(Given entries)
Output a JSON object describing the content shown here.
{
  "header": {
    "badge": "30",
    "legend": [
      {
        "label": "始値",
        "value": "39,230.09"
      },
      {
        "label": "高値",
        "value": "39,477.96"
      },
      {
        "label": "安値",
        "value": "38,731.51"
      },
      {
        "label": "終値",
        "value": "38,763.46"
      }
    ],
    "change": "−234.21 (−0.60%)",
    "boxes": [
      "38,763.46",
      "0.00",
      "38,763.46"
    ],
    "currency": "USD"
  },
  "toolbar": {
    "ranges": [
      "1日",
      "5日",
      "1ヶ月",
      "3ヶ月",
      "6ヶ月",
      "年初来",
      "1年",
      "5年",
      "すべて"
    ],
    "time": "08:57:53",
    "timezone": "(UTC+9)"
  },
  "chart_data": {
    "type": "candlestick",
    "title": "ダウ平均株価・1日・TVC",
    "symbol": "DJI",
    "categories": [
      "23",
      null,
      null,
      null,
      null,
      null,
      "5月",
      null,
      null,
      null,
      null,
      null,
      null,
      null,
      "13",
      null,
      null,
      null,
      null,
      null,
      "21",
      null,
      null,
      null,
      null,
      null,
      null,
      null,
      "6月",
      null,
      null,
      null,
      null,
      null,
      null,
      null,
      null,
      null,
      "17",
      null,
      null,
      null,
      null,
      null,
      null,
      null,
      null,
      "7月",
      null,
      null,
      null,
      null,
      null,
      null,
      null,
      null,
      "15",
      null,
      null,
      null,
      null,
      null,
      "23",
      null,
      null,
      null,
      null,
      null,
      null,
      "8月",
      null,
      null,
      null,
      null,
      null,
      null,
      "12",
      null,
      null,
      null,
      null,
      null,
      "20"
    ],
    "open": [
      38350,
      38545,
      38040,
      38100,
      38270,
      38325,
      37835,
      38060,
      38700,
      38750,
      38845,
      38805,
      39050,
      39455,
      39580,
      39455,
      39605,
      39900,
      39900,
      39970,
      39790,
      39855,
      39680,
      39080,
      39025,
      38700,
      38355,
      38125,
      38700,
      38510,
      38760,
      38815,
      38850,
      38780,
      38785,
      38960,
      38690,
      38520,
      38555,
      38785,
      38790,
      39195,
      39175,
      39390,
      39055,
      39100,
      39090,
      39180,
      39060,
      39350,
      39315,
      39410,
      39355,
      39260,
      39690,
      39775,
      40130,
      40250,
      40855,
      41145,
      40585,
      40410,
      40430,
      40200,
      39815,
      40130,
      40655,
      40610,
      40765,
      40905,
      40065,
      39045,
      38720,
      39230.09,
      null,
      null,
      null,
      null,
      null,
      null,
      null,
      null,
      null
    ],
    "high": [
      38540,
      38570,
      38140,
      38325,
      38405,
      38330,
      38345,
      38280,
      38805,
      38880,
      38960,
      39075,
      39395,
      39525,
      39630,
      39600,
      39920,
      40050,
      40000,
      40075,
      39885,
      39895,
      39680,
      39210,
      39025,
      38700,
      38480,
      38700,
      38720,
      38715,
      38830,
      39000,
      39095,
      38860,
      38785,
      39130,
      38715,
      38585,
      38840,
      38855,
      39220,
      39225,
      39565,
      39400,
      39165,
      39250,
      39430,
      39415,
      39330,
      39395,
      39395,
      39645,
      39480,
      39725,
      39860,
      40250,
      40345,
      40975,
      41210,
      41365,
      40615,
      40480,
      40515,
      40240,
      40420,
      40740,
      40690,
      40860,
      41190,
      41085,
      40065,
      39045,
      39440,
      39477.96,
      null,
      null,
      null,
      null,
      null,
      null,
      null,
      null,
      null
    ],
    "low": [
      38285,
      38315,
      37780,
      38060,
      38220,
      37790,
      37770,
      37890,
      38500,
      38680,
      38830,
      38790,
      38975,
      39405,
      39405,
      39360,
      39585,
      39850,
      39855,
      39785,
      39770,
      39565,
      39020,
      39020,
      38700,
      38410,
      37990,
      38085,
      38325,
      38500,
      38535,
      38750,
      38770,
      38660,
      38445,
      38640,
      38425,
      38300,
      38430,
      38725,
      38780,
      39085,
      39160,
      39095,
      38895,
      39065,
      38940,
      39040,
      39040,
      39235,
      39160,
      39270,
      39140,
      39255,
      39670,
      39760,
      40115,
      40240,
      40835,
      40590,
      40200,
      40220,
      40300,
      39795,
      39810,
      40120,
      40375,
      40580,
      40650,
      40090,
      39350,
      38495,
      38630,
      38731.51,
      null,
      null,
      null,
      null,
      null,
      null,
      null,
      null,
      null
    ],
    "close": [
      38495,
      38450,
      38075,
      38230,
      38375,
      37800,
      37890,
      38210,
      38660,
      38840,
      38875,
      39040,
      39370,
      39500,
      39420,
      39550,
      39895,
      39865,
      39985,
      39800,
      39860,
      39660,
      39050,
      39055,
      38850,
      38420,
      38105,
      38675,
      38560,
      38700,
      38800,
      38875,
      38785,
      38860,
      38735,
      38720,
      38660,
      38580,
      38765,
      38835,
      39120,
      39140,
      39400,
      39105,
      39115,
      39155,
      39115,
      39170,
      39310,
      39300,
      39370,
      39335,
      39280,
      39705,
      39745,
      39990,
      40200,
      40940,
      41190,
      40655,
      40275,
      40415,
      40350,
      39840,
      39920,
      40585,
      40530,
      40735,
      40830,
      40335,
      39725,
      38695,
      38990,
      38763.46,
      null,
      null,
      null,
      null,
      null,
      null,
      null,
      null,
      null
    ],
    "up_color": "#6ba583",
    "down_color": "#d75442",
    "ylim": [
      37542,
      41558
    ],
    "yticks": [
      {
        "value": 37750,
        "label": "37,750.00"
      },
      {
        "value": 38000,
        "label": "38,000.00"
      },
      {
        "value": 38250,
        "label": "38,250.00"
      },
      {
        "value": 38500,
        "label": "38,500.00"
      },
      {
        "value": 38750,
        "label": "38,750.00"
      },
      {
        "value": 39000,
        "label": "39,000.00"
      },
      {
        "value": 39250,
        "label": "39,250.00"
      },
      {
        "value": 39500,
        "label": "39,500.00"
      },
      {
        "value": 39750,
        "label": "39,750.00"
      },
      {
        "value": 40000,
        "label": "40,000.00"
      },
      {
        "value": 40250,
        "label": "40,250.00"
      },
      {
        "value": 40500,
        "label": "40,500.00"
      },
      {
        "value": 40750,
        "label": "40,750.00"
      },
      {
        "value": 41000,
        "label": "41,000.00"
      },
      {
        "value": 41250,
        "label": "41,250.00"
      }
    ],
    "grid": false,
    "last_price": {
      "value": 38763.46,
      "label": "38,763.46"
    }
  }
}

(Set task) Quote the entire listing above exactly.

(Response)
Output a JSON object describing the content shown here.
{
  "header": {
    "badge": "30",
    "legend": [
      {
        "label": "始値",
        "value": "39,230.09"
      },
      {
        "label": "高値",
        "value": "39,477.96"
      },
      {
        "label": "安値",
        "value": "38,731.51"
      },
      {
        "label": "終値",
        "value": "38,763.46"
      }
    ],
    "change": "−234.21 (−0.60%)",
    "boxes": [
      "38,763.46",
      "0.00",
      "38,763.46"
    ],
    "currency": "USD"
  },
  "toolbar": {
    "ranges": [
      "1日",
      "5日",
      "1ヶ月",
      "3ヶ月",
      "6ヶ月",
      "年初来",
      "1年",
      "5年",
      "すべて"
    ],
    "time": "08:57:53",
    "timezone": "(UTC+9)"
  },
  "chart_data": {
    "type": "candlestick",
    "title": "ダウ平均株価・1日・TVC",
    "symbol": "DJI",
    "categories": [
      "23",
      null,
      null,
      null,
      null,
      null,
      "5月",
      null,
      null,
      null,
      null,
      null,
      null,
      null,
      "13",
      null,
      null,
      null,
      null,
      null,
      "21",
      null,
      null,
      null,
      null,
      null,
      null,
      null,
      "6月",
      null,
      null,
      null,
      null,
      null,
      null,
      null,
      null,
      null,
      "17",
      null,
      null,
      null,
      null,
      null,
      null,
      null,
      null,
      "7月",
      null,
      null,
      null,
      null,
      null,
      null,
      null,
      null,
      "15",
      null,
      null,
      null,
      null,
      null,
      "23",
      null,
      null,
      null,
      null,
      null,
      null,
      "8月",
      null,
      null,
      null,
      null,
      null,
      null,
      "12",
      null,
      null,
      null,
      null,
      null,
      "20"
    ],
    "open": [
      38350,
      38545,
      38040,
      38100,
      38270,
      38325,
      37835,
      38060,
      38700,
      38750,
      38845,
      38805,
      39050,
      39455,
      39580,
      39455,
      39605,
      39900,
      39900,
      39970,
      39790,
      39855,
      39680,
      39080,
      39025,
      38700,
      38355,
      38125,
      38700,
      38510,
      38760,
      38815,
      38850,
      38780,
      38785,
      38960,
      38690,
      38520,
      38555,
      38785,
      38790,
      39195,
      39175,
      39390,
      39055,
      39100,
      39090,
      39180,
      39060,
      39350,
      39315,
      39410,
      39355,
      39260,
      39690,
      39775,
      40130,
      40250,
      40855,
      41145,
      40585,
      40410,
      40430,
      40200,
      39815,
      40130,
      40655,
      40610,
      40765,
      40905,
      40065,
      39045,
      38720,
      39230.09,
      null,
      null,
      null,
      null,
      null,
      null,
      null,
      null,
      null
    ],
    "high": [
      38540,
      38570,
      38140,
      38325,
      38405,
      38330,
      38345,
      38280,
      38805,
      38880,
      38960,
      39075,
      39395,
      39525,
      39630,
      39600,
      39920,
      40050,
      40000,
      40075,
      39885,
      39895,
      39680,
      39210,
      39025,
      38700,
      38480,
      38700,
      38720,
      38715,
      38830,
      39000,
      39095,
      38860,
      38785,
      39130,
      38715,
      38585,
      38840,
      38855,
      39220,
      39225,
      39565,
      39400,
      39165,
      39250,
      39430,
      39415,
      39330,
      39395,
      39395,
      39645,
      39480,
      39725,
      39860,
      40250,
      40345,
      40975,
      41210,
      41365,
      40615,
      40480,
      40515,
      40240,
      40420,
      40740,
      40690,
      40860,
      41190,
      41085,
      40065,
      39045,
      39440,
      39477.96,
      null,
      null,
      null,
      null,
      null,
      null,
      null,
      null,
      null
    ],
    "low": [
      38285,
      38315,
      37780,
      38060,
      38220,
      37790,
      37770,
      37890,
      38500,
      38680,
      38830,
      38790,
      38975,
      39405,
      39405,
      39360,
      39585,
      39850,
      39855,
      39785,
      39770,
      39565,
      39020,
      39020,
      38700,
      38410,
      37990,
      38085,
      38325,
      38500,
      38535,
      38750,
      38770,
      38660,
      38445,
      38640,
      38425,
      38300,
      38430,
      38725,
      38780,
      39085,
      39160,
      39095,
      38895,
      39065,
      38940,
      39040,
      39040,
      39235,
      39160,
      39270,
      39140,
      39255,
      39670,
      39760,
      40115,
      40240,
      40835,
      40590,
      40200,
      40220,
      40300,
      39795,
      39810,
      40120,
      40375,
      40580,
      40650,
      40090,
      39350,
      38495,
      38630,
      38731.51,
      null,
      null,
      null,
      null,
      null,
      null,
      null,
      null,
      null
    ],
    "close": [
      38495,
      38450,
      38075,
      38230,
      38375,
      37800,
      37890,
      38210,
      38660,
      38840,
      38875,
      39040,
      39370,
      39500,
      39420,
      39550,
      39895,
      39865,
      39985,
      39800,
      39860,
      39660,
      39050,
      39055,
      38850,
      38420,
      38105,
      38675,
      38560,
      38700,
      38800,
      38875,
      38785,
      38860,
      38735,
      38720,
      38660,
      38580,
      38765,
      38835,
      39120,
      39140,
      39400,
      39105,
      39115,
      39155,
      39115,
      39170,
      39310,
      39300,
      39370,
      39335,
      39280,
      39705,
      39745,
      39990,
      40200,
      40940,
      41190,
      40655,
      40275,
      40415,
      40350,
      39840,
      39920,
      40585,
      40530,
      40735,
      40830,
      40335,
      39725,
      38695,
      38990,
      38763.46,
      null,
      null,
      null,
      null,
      null,
      null,
      null,
      null,
      null
    ],
    "up_color": "#6ba583",
    "down_color": "#d75442",
    "ylim": [
      37542,
      41558
    ],
    "yticks": [
      {
        "value": 37750,
        "label": "37,750.00"
      },
      {
        "value": 38000,
        "label": "38,000.00"
      },
      {
        "value": 38250,
        "label": "38,250.00"
      },
      {
        "value": 38500,
        "label": "38,500.00"
      },
      {
        "value": 38750,
        "label": "38,750.00"
      },
      {
        "value": 39000,
        "label": "39,000.00"
      },
      {
        "value": 39250,
        "label": "39,250.00"
      },
      {
        "value": 39500,
        "label": "39,500.00"
      },
      {
        "value": 39750,
        "label": "39,750.00"
      },
      {
        "value": 40000,
        "label": "40,000.00"
      },
      {
        "value": 40250,
        "label": "40,250.00"
      },
      {
        "value": 40500,
        "label": "40,500.00"
      },
      {
        "value": 40750,
        "label": "40,750.00"
      },
      {
        "value": 41000,
        "label": "41,000.00"
      },
      {
        "value": 41250,
        "label": "41,250.00"
      }
    ],
    "grid": false,
    "last_price": {
      "value": 38763.46,
      "label": "38,763.46"
    }
  }
}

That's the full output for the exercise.